▶ Prompt: Print the material below word for word, starting at its first line and ending at the line that contains "- nav-services[interactable]: Services: [995, 0, 1128, 67]", with both of those lines included.

▶ Exercise material:

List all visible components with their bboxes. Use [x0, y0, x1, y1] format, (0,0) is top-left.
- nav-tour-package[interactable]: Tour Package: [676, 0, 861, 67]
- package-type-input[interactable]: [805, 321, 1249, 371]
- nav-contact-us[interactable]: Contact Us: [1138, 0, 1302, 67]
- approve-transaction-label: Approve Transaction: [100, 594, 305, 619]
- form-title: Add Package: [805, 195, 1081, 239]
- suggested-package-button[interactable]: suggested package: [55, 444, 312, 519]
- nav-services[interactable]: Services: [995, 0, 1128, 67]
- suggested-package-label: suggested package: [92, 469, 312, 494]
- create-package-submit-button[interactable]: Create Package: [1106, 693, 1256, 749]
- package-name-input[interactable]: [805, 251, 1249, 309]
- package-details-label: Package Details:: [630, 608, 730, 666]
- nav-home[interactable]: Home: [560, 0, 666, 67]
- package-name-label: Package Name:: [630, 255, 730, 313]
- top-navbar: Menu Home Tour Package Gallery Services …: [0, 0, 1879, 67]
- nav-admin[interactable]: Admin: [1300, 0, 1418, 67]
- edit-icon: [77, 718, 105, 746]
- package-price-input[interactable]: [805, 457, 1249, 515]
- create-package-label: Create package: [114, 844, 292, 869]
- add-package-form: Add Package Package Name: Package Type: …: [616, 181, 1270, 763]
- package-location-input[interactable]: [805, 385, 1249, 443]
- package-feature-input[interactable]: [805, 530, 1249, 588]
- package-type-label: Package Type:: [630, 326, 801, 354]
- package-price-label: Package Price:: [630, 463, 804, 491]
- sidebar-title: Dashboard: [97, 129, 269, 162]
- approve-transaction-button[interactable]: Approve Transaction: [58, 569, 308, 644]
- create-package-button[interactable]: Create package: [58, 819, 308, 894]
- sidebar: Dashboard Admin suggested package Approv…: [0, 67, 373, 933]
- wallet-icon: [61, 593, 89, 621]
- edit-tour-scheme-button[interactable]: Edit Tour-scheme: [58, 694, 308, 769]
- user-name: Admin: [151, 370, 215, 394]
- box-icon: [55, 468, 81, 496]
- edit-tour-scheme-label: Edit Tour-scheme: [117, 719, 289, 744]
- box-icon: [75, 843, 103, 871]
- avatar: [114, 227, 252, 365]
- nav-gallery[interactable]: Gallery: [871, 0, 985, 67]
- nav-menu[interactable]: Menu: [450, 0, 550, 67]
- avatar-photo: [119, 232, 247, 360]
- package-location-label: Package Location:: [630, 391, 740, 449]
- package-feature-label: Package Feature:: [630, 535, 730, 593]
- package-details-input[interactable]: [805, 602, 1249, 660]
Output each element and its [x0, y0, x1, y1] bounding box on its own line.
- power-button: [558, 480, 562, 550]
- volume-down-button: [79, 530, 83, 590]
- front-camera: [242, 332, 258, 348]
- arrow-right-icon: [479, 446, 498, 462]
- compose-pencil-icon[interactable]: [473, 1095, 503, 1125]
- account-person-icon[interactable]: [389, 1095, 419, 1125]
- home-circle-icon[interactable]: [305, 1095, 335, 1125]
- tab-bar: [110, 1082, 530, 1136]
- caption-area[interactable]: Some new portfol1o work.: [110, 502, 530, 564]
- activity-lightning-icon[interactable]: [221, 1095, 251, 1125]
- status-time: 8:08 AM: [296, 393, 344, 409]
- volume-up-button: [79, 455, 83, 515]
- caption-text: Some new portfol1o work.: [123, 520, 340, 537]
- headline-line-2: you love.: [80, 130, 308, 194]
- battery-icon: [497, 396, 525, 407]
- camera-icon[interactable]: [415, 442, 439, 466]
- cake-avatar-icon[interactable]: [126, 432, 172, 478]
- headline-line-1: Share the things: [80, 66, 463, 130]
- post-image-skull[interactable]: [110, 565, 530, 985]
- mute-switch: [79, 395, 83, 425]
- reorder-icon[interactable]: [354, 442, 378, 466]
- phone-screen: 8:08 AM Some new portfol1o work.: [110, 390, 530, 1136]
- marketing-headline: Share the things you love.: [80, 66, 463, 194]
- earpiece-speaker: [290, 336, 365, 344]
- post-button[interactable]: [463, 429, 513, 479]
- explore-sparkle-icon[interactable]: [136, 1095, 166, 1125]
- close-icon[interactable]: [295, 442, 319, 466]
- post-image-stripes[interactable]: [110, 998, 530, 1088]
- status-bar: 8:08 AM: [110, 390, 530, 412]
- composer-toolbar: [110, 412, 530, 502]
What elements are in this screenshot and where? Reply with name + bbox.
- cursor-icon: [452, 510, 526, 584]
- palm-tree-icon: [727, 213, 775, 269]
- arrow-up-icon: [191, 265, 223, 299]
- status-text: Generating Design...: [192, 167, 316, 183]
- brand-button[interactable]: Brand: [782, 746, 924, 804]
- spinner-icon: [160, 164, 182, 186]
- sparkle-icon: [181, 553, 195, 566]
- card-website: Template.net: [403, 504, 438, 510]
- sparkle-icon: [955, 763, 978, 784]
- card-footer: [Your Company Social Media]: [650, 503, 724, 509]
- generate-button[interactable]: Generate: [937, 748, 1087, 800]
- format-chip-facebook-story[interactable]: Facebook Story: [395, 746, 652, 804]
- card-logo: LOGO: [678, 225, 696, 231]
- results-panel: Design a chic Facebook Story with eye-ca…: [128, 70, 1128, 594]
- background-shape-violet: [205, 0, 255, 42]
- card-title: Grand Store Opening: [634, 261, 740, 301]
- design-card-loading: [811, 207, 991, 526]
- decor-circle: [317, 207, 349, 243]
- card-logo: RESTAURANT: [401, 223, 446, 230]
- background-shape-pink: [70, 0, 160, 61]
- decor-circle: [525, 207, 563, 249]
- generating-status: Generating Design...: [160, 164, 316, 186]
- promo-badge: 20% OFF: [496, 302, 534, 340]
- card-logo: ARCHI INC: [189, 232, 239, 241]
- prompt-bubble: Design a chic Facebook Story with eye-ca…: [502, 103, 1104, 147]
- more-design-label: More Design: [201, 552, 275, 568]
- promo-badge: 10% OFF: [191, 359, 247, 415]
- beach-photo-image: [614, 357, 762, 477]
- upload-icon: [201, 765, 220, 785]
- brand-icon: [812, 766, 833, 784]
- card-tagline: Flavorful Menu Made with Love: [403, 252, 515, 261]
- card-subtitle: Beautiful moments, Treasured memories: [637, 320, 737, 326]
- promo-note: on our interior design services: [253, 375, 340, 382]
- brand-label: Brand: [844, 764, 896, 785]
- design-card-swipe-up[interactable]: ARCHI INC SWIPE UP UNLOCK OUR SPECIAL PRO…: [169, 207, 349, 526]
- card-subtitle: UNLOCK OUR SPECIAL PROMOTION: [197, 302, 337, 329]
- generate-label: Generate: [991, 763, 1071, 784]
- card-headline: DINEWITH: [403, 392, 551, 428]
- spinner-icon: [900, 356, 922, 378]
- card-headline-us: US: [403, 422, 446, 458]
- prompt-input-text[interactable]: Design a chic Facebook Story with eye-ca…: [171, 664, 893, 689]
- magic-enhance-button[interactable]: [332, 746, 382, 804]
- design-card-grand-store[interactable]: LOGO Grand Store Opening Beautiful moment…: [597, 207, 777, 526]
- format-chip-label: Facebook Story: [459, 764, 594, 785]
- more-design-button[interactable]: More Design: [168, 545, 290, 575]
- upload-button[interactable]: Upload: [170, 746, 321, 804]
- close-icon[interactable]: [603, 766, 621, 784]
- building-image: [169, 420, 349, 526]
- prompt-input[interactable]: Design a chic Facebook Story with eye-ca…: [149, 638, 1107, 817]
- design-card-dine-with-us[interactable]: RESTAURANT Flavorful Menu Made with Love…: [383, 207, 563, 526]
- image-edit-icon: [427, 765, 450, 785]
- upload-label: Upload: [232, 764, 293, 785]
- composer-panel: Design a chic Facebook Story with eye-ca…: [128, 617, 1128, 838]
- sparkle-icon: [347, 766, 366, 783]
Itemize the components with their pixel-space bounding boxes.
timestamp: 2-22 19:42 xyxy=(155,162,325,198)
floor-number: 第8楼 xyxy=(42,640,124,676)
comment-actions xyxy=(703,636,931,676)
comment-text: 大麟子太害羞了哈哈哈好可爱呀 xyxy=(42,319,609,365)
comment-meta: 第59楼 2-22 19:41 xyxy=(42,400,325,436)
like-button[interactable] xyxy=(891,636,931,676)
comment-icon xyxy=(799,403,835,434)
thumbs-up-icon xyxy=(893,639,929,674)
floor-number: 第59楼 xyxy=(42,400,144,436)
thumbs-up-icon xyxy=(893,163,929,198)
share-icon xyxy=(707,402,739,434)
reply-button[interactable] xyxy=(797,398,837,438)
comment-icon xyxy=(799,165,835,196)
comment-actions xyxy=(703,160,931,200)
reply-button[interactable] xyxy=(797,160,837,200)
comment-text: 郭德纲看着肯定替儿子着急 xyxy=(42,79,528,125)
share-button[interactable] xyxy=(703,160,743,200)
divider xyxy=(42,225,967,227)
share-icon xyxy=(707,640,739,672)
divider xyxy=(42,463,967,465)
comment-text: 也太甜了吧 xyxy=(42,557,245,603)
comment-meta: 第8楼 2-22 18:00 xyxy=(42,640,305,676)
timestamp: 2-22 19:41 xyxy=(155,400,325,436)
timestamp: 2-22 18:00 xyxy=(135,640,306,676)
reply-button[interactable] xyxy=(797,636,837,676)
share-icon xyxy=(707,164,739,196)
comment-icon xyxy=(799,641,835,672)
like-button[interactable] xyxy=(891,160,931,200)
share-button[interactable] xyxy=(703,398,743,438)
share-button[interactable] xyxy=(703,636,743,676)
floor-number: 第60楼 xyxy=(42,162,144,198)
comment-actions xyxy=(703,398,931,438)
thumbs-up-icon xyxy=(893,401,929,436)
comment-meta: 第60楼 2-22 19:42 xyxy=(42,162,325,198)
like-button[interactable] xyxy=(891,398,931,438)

▶ Answer to this task:
List all visible components with their bboxes. Use [x0, y0, x1, y1] format, (0,0) is top-left.
- nav-tour-package[interactable]: Tour Package: [676, 0, 861, 67]
- package-type-input[interactable]: [805, 321, 1249, 371]
- nav-contact-us[interactable]: Contact Us: [1138, 0, 1302, 67]
- approve-transaction-label: Approve Transaction: [100, 594, 305, 619]
- form-title: Add Package: [805, 195, 1081, 239]
- suggested-package-button[interactable]: suggested package: [55, 444, 312, 519]
- nav-services[interactable]: Services: [995, 0, 1128, 67]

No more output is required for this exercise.